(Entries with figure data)
>>>>

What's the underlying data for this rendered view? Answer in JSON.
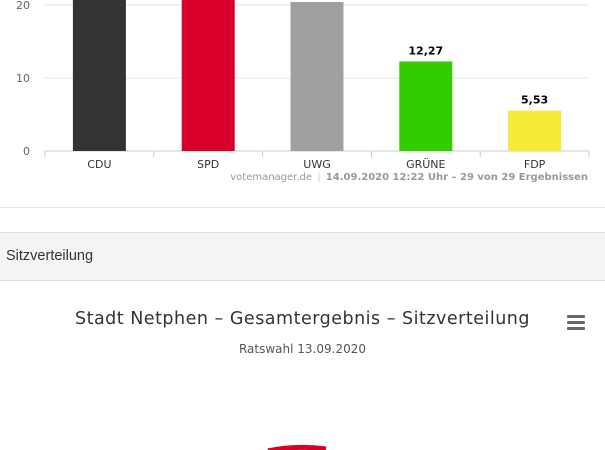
{
  "chart_data": [
    {
      "type": "bar",
      "categories": [
        "CDU",
        "SPD",
        "UWG",
        "GRÜNE",
        "FDP"
      ],
      "values": [
        null,
        null,
        null,
        12.27,
        5.53
      ],
      "data_labels": [
        "",
        "",
        "",
        "12,27",
        "5,53"
      ],
      "colors": [
        "#333333",
        "#d8002a",
        "#a0a0a0",
        "#33cc00",
        "#f5eb38"
      ],
      "yticks": [
        "0",
        "10",
        "20"
      ],
      "title": "",
      "xlabel": "",
      "ylabel": "",
      "grid": true
    }
  ],
  "credits": {
    "source": "votemanager.de",
    "separator": "|",
    "timestamp": "14.09.2020 12:22 Uhr – 29 von 29 Ergebnissen"
  },
  "section": {
    "heading": "Sitzverteilung"
  },
  "seat_chart": {
    "title": "Stadt Netphen – Gesamtergebnis – Sitzverteilung",
    "subtitle": "Ratswahl 13.09.2020",
    "visible_segment_color": "#d8002a"
  },
  "menu": {
    "icon": "hamburger-menu-icon"
  }
}
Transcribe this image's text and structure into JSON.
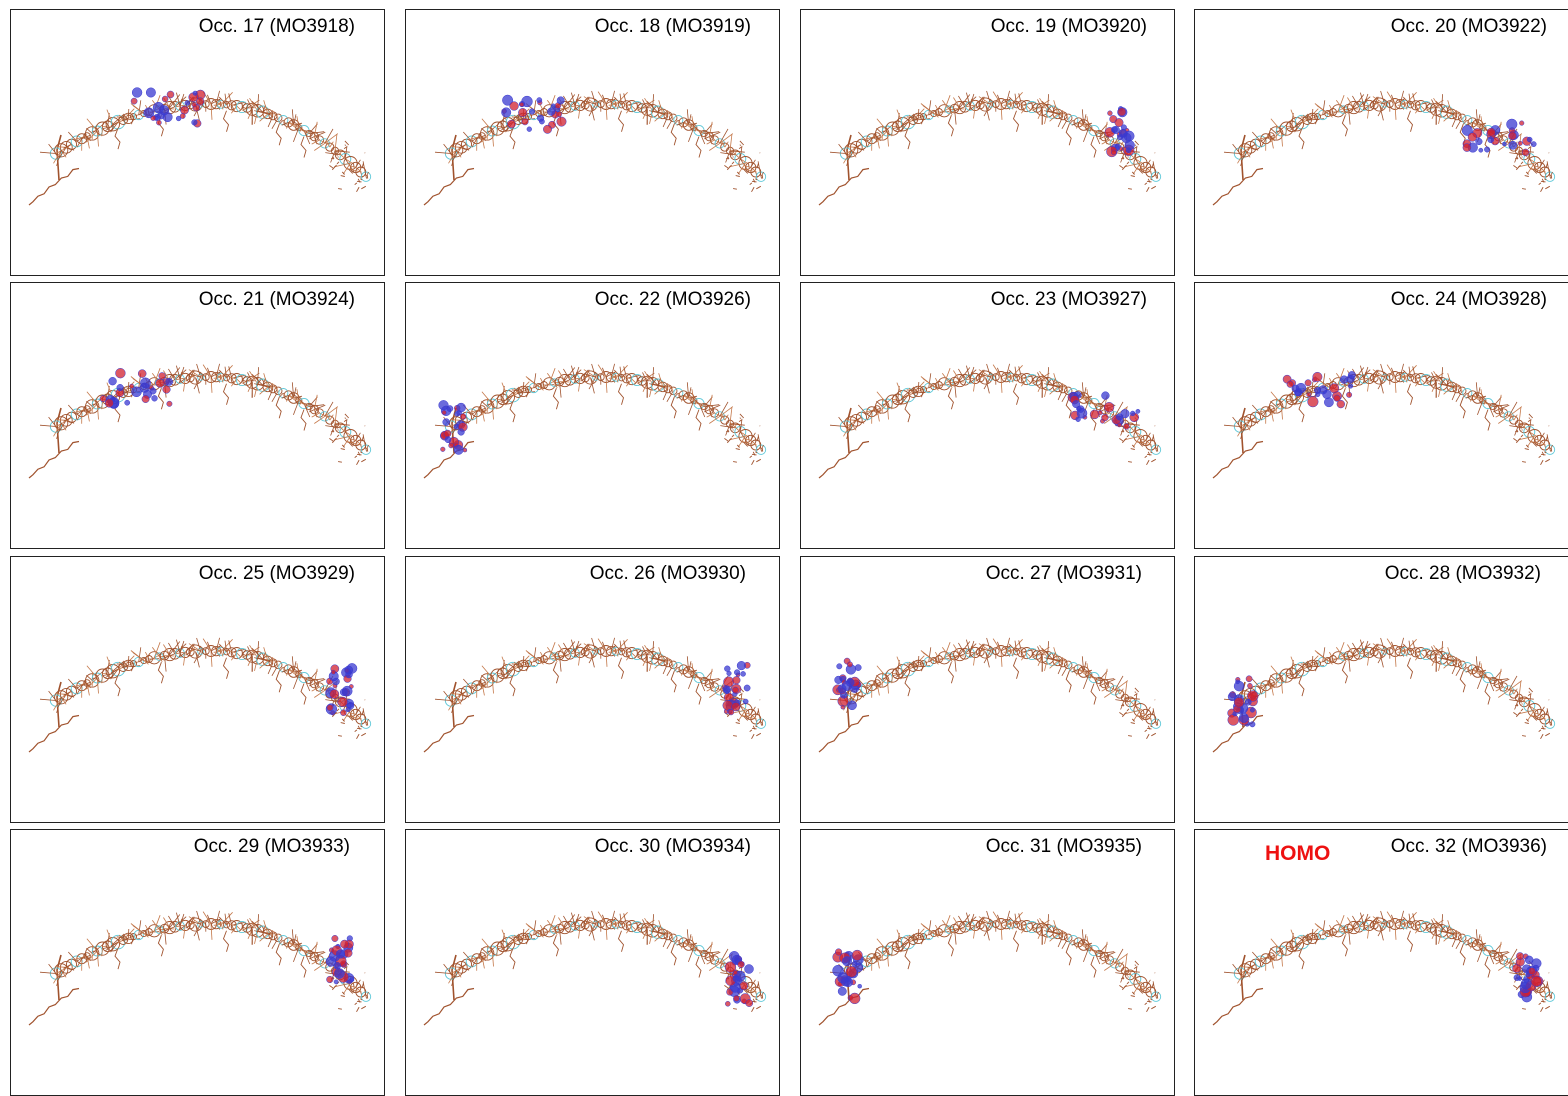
{
  "colors": {
    "bond": "#a0522d",
    "bond_light": "#c4784a",
    "ring": "#5fc8d8",
    "orbital_a": "#3a3ad0",
    "orbital_b": "#d02030",
    "tag": "#ee1111"
  },
  "panels": [
    {
      "label": "Occ. 17 (MO3918)",
      "orbital": "lb1"
    },
    {
      "label": "Occ. 18 (MO3919)",
      "orbital": "lb2"
    },
    {
      "label": "Occ. 19 (MO3920)",
      "orbital": "rt"
    },
    {
      "label": "Occ. 20 (MO3922)",
      "orbital": "rt2"
    },
    {
      "label": "Occ. 21 (MO3924)",
      "orbital": "lb3"
    },
    {
      "label": "Occ. 22 (MO3926)",
      "orbital": "lf"
    },
    {
      "label": "Occ. 23 (MO3927)",
      "orbital": "rt2"
    },
    {
      "label": "Occ. 24 (MO3928)",
      "orbital": "lb3"
    },
    {
      "label": "Occ. 25 (MO3929)",
      "orbital": "re"
    },
    {
      "label": "Occ. 26 (MO3930)",
      "orbital": "re"
    },
    {
      "label": "Occ. 27 (MO3931)",
      "orbital": "lf2"
    },
    {
      "label": "Occ. 28 (MO3932)",
      "orbital": "lf"
    },
    {
      "label": "Occ. 29 (MO3933)",
      "orbital": "re"
    },
    {
      "label": "Occ. 30 (MO3934)",
      "orbital": "rb"
    },
    {
      "label": "Occ. 31 (MO3935)",
      "orbital": "lf"
    },
    {
      "label": "Occ. 32 (MO3936)",
      "orbital": "rb",
      "tag": "HOMO"
    }
  ]
}
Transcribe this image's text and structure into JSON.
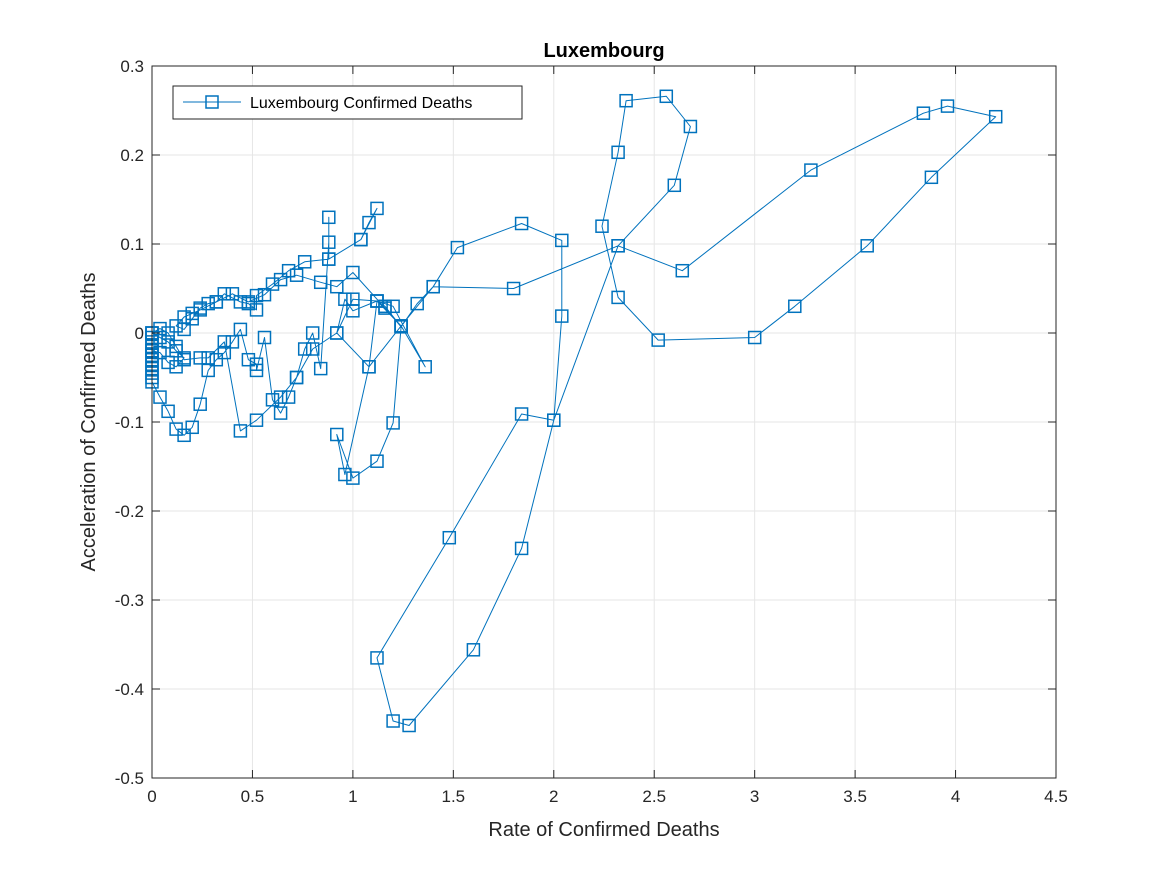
{
  "chart_data": {
    "type": "line",
    "title": "Luxembourg",
    "xlabel": "Rate of Confirmed Deaths",
    "ylabel": "Acceleration of Confirmed Deaths",
    "xlim": [
      0,
      4.5
    ],
    "ylim": [
      -0.5,
      0.3
    ],
    "xticks": [
      0,
      0.5,
      1,
      1.5,
      2,
      2.5,
      3,
      3.5,
      4,
      4.5
    ],
    "yticks": [
      -0.5,
      -0.4,
      -0.3,
      -0.2,
      -0.1,
      0,
      0.1,
      0.2,
      0.3
    ],
    "xtick_labels": [
      "0",
      "0.5",
      "1",
      "1.5",
      "2",
      "2.5",
      "3",
      "3.5",
      "4",
      "4.5"
    ],
    "ytick_labels": [
      "-0.5",
      "-0.4",
      "-0.3",
      "-0.2",
      "-0.1",
      "0",
      "0.1",
      "0.2",
      "0.3"
    ],
    "grid": true,
    "legend_position": "top-left",
    "marker": "square",
    "color": "#0072BD",
    "series": [
      {
        "name": "Luxembourg Confirmed Deaths",
        "x": [
          0,
          0,
          0,
          0,
          0,
          0,
          0,
          0,
          0,
          0,
          0,
          0,
          0.04,
          0.08,
          0.12,
          0.16,
          0.2,
          0.24,
          0.28,
          0.32,
          0.36,
          0.4,
          0.44,
          0.48,
          0.52,
          0.52,
          0.56,
          0.6,
          0.64,
          0.68,
          0.72,
          0.76,
          0.8,
          0.84,
          0.88,
          0.88,
          0.88,
          1.04,
          1.08,
          1.12,
          1.04,
          0.88,
          0.76,
          0.68,
          0.6,
          0.52,
          0.52,
          0.48,
          0.44,
          0.36,
          0.32,
          0.24,
          0.2,
          0.16,
          0.12,
          0.16,
          0.2,
          0.24,
          0.28,
          0.32,
          0.4,
          0.48,
          0.56,
          0.64,
          0.72,
          0.84,
          0.92,
          1.0,
          1.16,
          1.24,
          1.32,
          1.4,
          1.52,
          1.84,
          2.04,
          2.04,
          2.0,
          1.84,
          1.48,
          1.12,
          1.2,
          1.28,
          1.6,
          1.84,
          2.0,
          2.32,
          2.6,
          2.68,
          2.56,
          2.36,
          2.32,
          2.24,
          2.32,
          2.52,
          3.0,
          3.2,
          3.56,
          3.88,
          4.2,
          3.96,
          3.84,
          3.28,
          2.64,
          2.32,
          1.8,
          1.4,
          1.24,
          1.12,
          1.0,
          0.96,
          0.92,
          1.08,
          1.12,
          1.2,
          1.36,
          1.24,
          1.08,
          0.96,
          0.92,
          1.0,
          1.12,
          1.2,
          1.24,
          1.16,
          1.12,
          1.0,
          0.92,
          0.8,
          0.72,
          0.64,
          0.52,
          0.44,
          0.36,
          0.28,
          0.24,
          0.16,
          0.12,
          0.08,
          0.04,
          0.0,
          0.0,
          0.04,
          0.08,
          0.12,
          0.16,
          0.12,
          0.08,
          0.04,
          0.0
        ],
        "y": [
          0,
          -0.005,
          -0.01,
          -0.015,
          -0.02,
          -0.025,
          -0.03,
          -0.035,
          -0.04,
          -0.045,
          -0.05,
          -0.055,
          -0.072,
          -0.088,
          -0.108,
          -0.115,
          -0.106,
          -0.08,
          -0.042,
          -0.03,
          -0.022,
          -0.01,
          0.004,
          -0.03,
          -0.035,
          -0.042,
          -0.005,
          -0.075,
          -0.09,
          -0.072,
          -0.05,
          -0.018,
          0.0,
          -0.04,
          0.102,
          0.13,
          0.083,
          0.105,
          0.124,
          0.14,
          0.105,
          0.083,
          0.08,
          0.07,
          0.055,
          0.042,
          0.026,
          0.033,
          0.035,
          0.044,
          0.035,
          0.026,
          0.022,
          0.018,
          0.008,
          0.004,
          0.016,
          0.028,
          0.033,
          0.035,
          0.044,
          0.035,
          0.043,
          0.06,
          0.065,
          0.057,
          0.052,
          0.068,
          0.028,
          0.007,
          0.033,
          0.052,
          0.096,
          0.123,
          0.104,
          0.019,
          -0.098,
          -0.091,
          -0.23,
          -0.365,
          -0.436,
          -0.441,
          -0.356,
          -0.242,
          -0.098,
          0.098,
          0.166,
          0.232,
          0.266,
          0.261,
          0.203,
          0.12,
          0.04,
          -0.008,
          -0.005,
          0.03,
          0.098,
          0.175,
          0.243,
          0.255,
          0.247,
          0.183,
          0.07,
          0.098,
          0.05,
          0.052,
          0.008,
          0.036,
          0.025,
          0.038,
          0.0,
          -0.038,
          0.036,
          0.03,
          -0.038,
          0.008,
          -0.038,
          -0.159,
          -0.114,
          -0.163,
          -0.144,
          -0.101,
          0.007,
          0.03,
          0.036,
          0.038,
          0.0,
          -0.018,
          -0.05,
          -0.072,
          -0.098,
          -0.11,
          -0.01,
          -0.028,
          -0.028,
          -0.03,
          -0.015,
          0.0,
          0.005,
          0.0,
          -0.02,
          -0.022,
          -0.033,
          -0.038,
          -0.028,
          -0.02,
          -0.01,
          -0.005,
          0.0
        ]
      }
    ]
  }
}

<<<<

- **Goal**
Using the material above, gather every line that includes "Luxembourg".

- **Task answer**
    "title": "Luxembourg",
        "name": "Luxembourg Confirmed Deaths",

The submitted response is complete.